◆ **AIM A**
According to the file summary in the patch, how many insertions and deletions does it make?

◆ **EXTRACTED TEXT**

┄┄┄┄┄┄┄┄┄┄┄┄┄┄┄┄┄┄┄┄

From 8a2b005d4ac755953696a16cf682366ebc88c421 Mon Sep 17 00:00:00 2001
From: Tour <tour@example.com>
Date: Tue, 9 Dec 2025 07:11:09 +0100
Subject: [PATCH] move.venv

---
 src/cache.py                    |   2 +-
 src/graphql_client.py           |  11 --
 src/scraper.py                  |  18 ++-
 test/test_description_simple.py |  51 ++++++++
 test/test_missing_fields.py     | 208 ++++++++++++++++++++++++++++++++
 5 files changed, 276 insertions(+), 14 deletions(-)
 create mode 100644 test/test_description_simple.py
 create mode 100644 test/test_missing_fields.py

diff --git a/src/cache.py b/src/cache.py
index 43081cf..b3ff940 100644
--- a/src/cache.py
+++ b/src/cache.py
@@ -315,7 +315,7 @@ class CacheManager:
                 (url, compressed_content, time.time(), status_code)
             )
             conn.commit()
-            print(f"  → Cached: {url} (compressed {ratio:.1f}%)")
+            print(f"  -> Cached: {url} (compressed {ratio:.1f}%)")
 
     def clear_old(self, max_age_hours: int = 168):
         """Clear old cache entries to prevent database bloat"""
diff --git a/src/graphql_client.py b/src/graphql_client.py
index b2991c2..654d4bd 100644
--- a/src/graphql_client.py
+++ b/src/graphql_client.py
@@ -31,17 +31,6 @@ query AuctionData($auctionId: TbaUuid!, $locale: String!, $platform: Platform!)
 LOT_BIDDING_QUERY = """
 query LotBiddingData($lotDisplayId: String!, $locale: String!, $platform: Platform!) {
   lotDetails(displayId: $lotDisplayId, locale: $locale, platform: $platform) {
-    estimatedFullPrice {
-      min {
-        cents
-        currency
-      }
-      max {
-        cents
-        currency
-      }
-      saleTerm
-    }
     lot {
       id
       displayId
diff --git a/src/scraper.py b/src/scraper.py
index 3af4b70..4a256ab 100644
--- a/src/scraper.py
+++ b/src/scraper.py
@@ -358,7 +358,7 @@ class TroostwijkScraper:
                 conn = sqlite3.connect(self.cache.db_path)
                 cursor = conn.cursor()
                 cursor.execute("""
-                    SELECT followers_count, estimated_min_price, current_bid, bid_count, closing_time
+                    SELECT followers_count, estimated_min_price, current_bid, bid_count, closing_time, status
                     FROM lots WHERE lot_id = ?
                 """, (lot_id,))
                 existing = cursor.fetchone()
@@ -377,6 +377,8 @@ class TroostwijkScraper:
                     page_data['estimated_min_price'] = existing[1]
                     page_data['current_bid'] = existing[2] or page_data.get('current_bid', 'No bids')
                     page_data['bid_count'] = existing[3] or 0
+                    page_data['closing_time'] = existing[4]  # Add closing_time
+                    page_data['status'] = existing[5] or ''   # Add status
                     bidding_data = None
                     bid_history_data = None
                 else:
@@ -439,7 +441,19 @@ class TroostwijkScraper:
 
             if bidding_data:
                 formatted_data = format_bid_data(bidding_data)
-                page_data.update(formatted_data)

┄┄┄┄┄┄┄┄┄┄┄┄┄┄┄┄┄┄┄┄

◆ **AIM B**
Put the entries below into a numbered list, from their first line through the line that contains "data-label-home-name-2: nơi lưu". Include both end lines and leave out blank lines.

◆ **MATERIALS PROVIDED**
┄┄┄┄┄┄┄┄┄┄┄┄┄┄┄┄┄┄┄┄

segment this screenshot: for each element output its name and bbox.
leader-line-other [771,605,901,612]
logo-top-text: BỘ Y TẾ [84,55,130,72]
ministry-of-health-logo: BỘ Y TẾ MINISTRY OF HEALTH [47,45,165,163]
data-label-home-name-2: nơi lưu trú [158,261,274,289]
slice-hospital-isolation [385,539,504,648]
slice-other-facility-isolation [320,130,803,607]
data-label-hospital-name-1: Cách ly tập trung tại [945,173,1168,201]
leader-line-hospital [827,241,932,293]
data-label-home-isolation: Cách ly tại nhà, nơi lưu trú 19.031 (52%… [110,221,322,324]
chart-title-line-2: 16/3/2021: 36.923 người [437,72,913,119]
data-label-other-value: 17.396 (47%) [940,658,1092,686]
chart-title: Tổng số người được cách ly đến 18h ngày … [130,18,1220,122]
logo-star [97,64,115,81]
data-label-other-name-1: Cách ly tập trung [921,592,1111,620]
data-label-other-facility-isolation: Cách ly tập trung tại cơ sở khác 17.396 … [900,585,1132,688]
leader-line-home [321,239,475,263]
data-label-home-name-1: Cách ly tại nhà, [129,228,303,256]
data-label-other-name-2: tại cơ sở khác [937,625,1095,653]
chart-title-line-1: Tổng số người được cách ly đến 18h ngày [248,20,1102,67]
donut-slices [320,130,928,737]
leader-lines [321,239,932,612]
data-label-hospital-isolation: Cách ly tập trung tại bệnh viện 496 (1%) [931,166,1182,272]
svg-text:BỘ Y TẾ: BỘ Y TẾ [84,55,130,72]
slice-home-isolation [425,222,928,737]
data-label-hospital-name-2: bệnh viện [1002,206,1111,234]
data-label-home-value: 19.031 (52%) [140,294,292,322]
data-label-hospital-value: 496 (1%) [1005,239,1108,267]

┄┄┄┄┄┄┄┄┄┄┄┄┄┄┄┄┄┄┄┄

◆ **RESULT A**
276 insertions and 14 deletions.

◆ **RESULT B**
1. segment this screenshot: for each element output its name and bbox.
2. leader-line-other [771,605,901,612]
3. logo-top-text: BỘ Y TẾ [84,55,130,72]
4. ministry-of-health-logo: BỘ Y TẾ MINISTRY OF HEALTH [47,45,165,163]
5. data-label-home-name-2: nơi lưu trú [158,261,274,289]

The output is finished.